## WHAT IS REQUIRED
Read the data and repeat it in full, exactly.
*** SUPPLIED ENTRIES ***
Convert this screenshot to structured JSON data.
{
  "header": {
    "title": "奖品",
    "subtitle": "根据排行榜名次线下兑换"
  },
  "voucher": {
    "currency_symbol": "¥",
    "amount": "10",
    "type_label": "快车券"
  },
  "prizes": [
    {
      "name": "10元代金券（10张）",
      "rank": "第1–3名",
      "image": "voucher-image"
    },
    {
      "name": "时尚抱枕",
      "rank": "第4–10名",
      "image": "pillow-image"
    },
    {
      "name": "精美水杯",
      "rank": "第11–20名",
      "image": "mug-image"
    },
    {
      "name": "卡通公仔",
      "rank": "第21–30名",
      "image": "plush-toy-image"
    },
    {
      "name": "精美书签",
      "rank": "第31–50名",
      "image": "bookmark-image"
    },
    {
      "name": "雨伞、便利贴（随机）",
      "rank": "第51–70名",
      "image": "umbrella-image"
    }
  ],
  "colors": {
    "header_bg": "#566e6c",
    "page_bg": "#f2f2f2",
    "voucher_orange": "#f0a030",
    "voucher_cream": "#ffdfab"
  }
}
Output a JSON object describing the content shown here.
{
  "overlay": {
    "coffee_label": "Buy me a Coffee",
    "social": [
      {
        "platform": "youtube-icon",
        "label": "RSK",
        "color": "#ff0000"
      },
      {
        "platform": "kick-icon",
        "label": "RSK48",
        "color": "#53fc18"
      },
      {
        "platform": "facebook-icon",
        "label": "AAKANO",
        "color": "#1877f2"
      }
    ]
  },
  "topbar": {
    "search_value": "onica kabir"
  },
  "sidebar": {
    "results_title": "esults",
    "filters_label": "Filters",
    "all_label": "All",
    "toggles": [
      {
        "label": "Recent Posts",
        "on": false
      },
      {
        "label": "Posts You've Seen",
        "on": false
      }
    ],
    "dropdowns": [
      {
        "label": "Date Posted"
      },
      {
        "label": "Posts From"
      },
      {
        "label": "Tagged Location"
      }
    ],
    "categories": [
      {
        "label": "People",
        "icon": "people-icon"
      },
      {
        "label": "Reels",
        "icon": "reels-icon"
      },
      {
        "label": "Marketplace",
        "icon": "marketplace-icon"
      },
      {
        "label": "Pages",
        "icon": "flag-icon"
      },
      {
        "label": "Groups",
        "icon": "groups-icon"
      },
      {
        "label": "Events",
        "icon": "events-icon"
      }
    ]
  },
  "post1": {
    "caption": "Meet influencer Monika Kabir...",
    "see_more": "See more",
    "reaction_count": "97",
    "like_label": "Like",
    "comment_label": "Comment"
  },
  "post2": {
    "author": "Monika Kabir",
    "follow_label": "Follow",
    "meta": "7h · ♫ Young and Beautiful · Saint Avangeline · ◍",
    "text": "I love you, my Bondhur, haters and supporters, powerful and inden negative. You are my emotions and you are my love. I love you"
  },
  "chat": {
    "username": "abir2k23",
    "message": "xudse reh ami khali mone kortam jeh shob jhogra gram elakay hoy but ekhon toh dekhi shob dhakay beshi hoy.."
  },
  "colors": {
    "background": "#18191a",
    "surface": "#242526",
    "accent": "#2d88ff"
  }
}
***
## EXPECTED ANSWER
Convert this screenshot to structured JSON data.
{
  "header": {
    "title": "奖品",
    "subtitle": "根据排行榜名次线下兑换"
  },
  "voucher": {
    "currency_symbol": "¥",
    "amount": "10",
    "type_label": "快车券"
  },
  "prizes": [
    {
      "name": "10元代金券（10张）",
      "rank": "第1–3名",
      "image": "voucher-image"
    },
    {
      "name": "时尚抱枕",
      "rank": "第4–10名",
      "image": "pillow-image"
    },
    {
      "name": "精美水杯",
      "rank": "第11–20名",
      "image": "mug-image"
    },
    {
      "name": "卡通公仔",
      "rank": "第21–30名",
      "image": "plush-toy-image"
    },
    {
      "name": "精美书签",
      "rank": "第31–50名",
      "image": "bookmark-image"
    },
    {
      "name": "雨伞、便利贴（随机）",
      "rank": "第51–70名",
      "image": "umbrella-image"
    }
  ],
  "colors": {
    "header_bg": "#566e6c",
    "page_bg": "#f2f2f2",
    "voucher_orange": "#f0a030",
    "voucher_cream": "#ffdfab"
  }
}
Output a JSON object describing the content shown here.
{
  "overlay": {
    "coffee_label": "Buy me a Coffee",
    "social": [
      {
        "platform": "youtube-icon",
        "label": "RSK",
        "color": "#ff0000"
      },
      {
        "platform": "kick-icon",
        "label": "RSK48",
        "color": "#53fc18"
      },
      {
        "platform": "facebook-icon",
        "label": "AAKANO",
        "color": "#1877f2"
      }
    ]
  },
  "topbar": {
    "search_value": "onica kabir"
  },
  "sidebar": {
    "results_title": "esults",
    "filters_label": "Filters",
    "all_label": "All",
    "toggles": [
      {
        "label": "Recent Posts",
        "on": false
      },
      {
        "label": "Posts You've Seen",
        "on": false
      }
    ],
    "dropdowns": [
      {
        "label": "Date Posted"
      },
      {
        "label": "Posts From"
      },
      {
        "label": "Tagged Location"
      }
    ],
    "categories": [
      {
        "label": "People",
        "icon": "people-icon"
      },
      {
        "label": "Reels",
        "icon": "reels-icon"
      },
      {
        "label": "Marketplace",
        "icon": "marketplace-icon"
      },
      {
        "label": "Pages",
        "icon": "flag-icon"
      },
      {
        "label": "Groups",
        "icon": "groups-icon"
      },
      {
        "label": "Events",
        "icon": "events-icon"
      }
    ]
  },
  "post1": {
    "caption": "Meet influencer Monika Kabir...",
    "see_more": "See more",
    "reaction_count": "97",
    "like_label": "Like",
    "comment_label": "Comment"
  },
  "post2": {
    "author": "Monika Kabir",
    "follow_label": "Follow",
    "meta": "7h · ♫ Young and Beautiful · Saint Avangeline · ◍",
    "text": "I love you, my Bondhur, haters and supporters, powerful and inden negative. You are my emotions and you are my love. I love you"
  },
  "chat": {
    "username": "abir2k23",
    "message": "xudse reh ami khali mone kortam jeh shob jhogra gram elakay hoy but ekhon toh dekhi shob dhakay beshi hoy.."
  },
  "colors": {
    "background": "#18191a",
    "surface": "#242526",
    "accent": "#2d88ff"
  }
}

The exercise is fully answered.